La cantate d’Alessandro Scarlatti commence par un récitatif, et l’introduction d’une sinfonia de Pasquini est opportune : l’aurions-nous ignoré, que l’assemblage paraissait naturel. L’accablement, les accents dramatiques de cette ouverture s’y prêtent fort bien. Bien que le style du Napolitain-Romain soit très différent de celui de Montéclair, c’est un constant bonheur. La liberté du premier récit est exemplaire, du chant comme de la basse continue, confiée au théorbe et au positif. L’agilité, la souplesse de la voix, sa légèreté comme sa puissance trouvent une complicité de tous les instants chez Benjamin Narvey et Jérôme Corréas. La virtuosité vocale, sollicitée dans les arias centrales, éblouit, toujours au service du drame dont nous sommes les témoins. Amel Brahim-Djelloul, totalement engagée est Lucrezia, fraîche et sonore, touchante, résolue, toujours noble. Elle est bien ce soprano grave qu’appelle le rôle. Les traits illustrant son désir de vengeance, puis sa colère sont démonstratifs, et l’émotion est au rendez-vous lorsqu’elle met fin à ses jours. L’invention mélodique, l’illustration la plus juste du texte appellent à mieux connaître l’œuvre immense de Scarlatti. Un concerto à cinq de Marcello permet à l’auditeur de retrouver la sérénité.
L’incroyable faveur dont a toujours joui la Lucrezia de Haendel (3) – l’une de ses 79 cantates italiennes – s’explique par son sens dramatique, son extraordinaire qualité d’invention, sa vocalité. Quel amateur de baroque n’a en tête l’incise (« O numi eterni ») sans pour autant en identifier l’origine ? Royale et humaine, Karine Deshayes, diseuse autant que diva, retrouve là un rôle à sa mesure (4). Son naturel, son engagement, la vie des récitatifs, le feu des vocalises, la rage comme le désespoir sont exemplaires et font oublier les illustres devancières. Les traits pyrotechniques (la rage de « ruine aspetti », « questi la disperata »…) sont éblouissants et préparent d’autant mieux l’accablement, la plainte désespérée de ses adieux (« la pena ») avant que la fureur la gagne dans son geste ultime. Un moment intense, paroxystique, où les Paladins ne forment qu’un avec le chant, qu’ils servent magnifiquement.

# CONSIGNE
Prolongez le compte rendu sur les cantates consacrées à Lucrèce en reprenant juste après sa dernière phrase. Le listing ci-dessous n'a aucun rôle à jouer ici.

# Listes des coordonnées des cadres
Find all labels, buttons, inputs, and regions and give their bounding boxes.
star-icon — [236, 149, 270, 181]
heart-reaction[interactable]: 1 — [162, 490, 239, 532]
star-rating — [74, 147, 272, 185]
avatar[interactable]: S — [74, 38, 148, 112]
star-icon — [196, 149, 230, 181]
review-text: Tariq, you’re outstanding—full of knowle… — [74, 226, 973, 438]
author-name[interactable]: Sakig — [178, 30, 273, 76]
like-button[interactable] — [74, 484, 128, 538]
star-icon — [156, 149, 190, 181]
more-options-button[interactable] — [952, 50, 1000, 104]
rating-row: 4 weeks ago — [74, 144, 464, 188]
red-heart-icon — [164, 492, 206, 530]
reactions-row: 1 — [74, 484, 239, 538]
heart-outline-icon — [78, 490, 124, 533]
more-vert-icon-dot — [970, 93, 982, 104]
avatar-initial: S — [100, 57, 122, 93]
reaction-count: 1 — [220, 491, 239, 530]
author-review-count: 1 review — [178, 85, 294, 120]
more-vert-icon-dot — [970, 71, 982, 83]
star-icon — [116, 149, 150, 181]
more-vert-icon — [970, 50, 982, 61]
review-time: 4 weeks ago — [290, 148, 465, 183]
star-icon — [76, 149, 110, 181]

# VOTRE RÉPONSE
Enfin, nous retrouvons Marcello pour une cantate dont l’incipit est « Lasciato avea l’adultero superbo », livret écouté déjà chez Scarlatti, l’initiateur. Stylistiquement, le langage a évolué en quelques décennies et la comparaison entre les deux ouvrages est intéressante. Les figuralismes imposés demeurent (sur « vendette », par exemple), avec les traits virtuoses, mais l’expression musicale est servie par une plus large tessiture, impressionnante avec ses sauts de registre, et un traitement plus sophistiqué. Lucile Richardot fait forte impression dans cette œuvre rare, et son émission, son égalité de registres, des aigus clairs comme des graves assumés avec aisance, son sens dramatique forcent l’admiration.
Bien que ces œuvres soient écrites avant tout pour la voix, rien ne distrait l’attention que l’on porte au continuo, réalisé avec goût et naturel, aussi stylé que les artistes qu’il sert. Comme pour les deux violons, la palette va de la discrétion extrême à la violence véhémente, tout est là et c’est un régal (5).
Un enregistrement à marquer d’une pierre blanche, qui accompagne l’auditeur bien après la dernière note.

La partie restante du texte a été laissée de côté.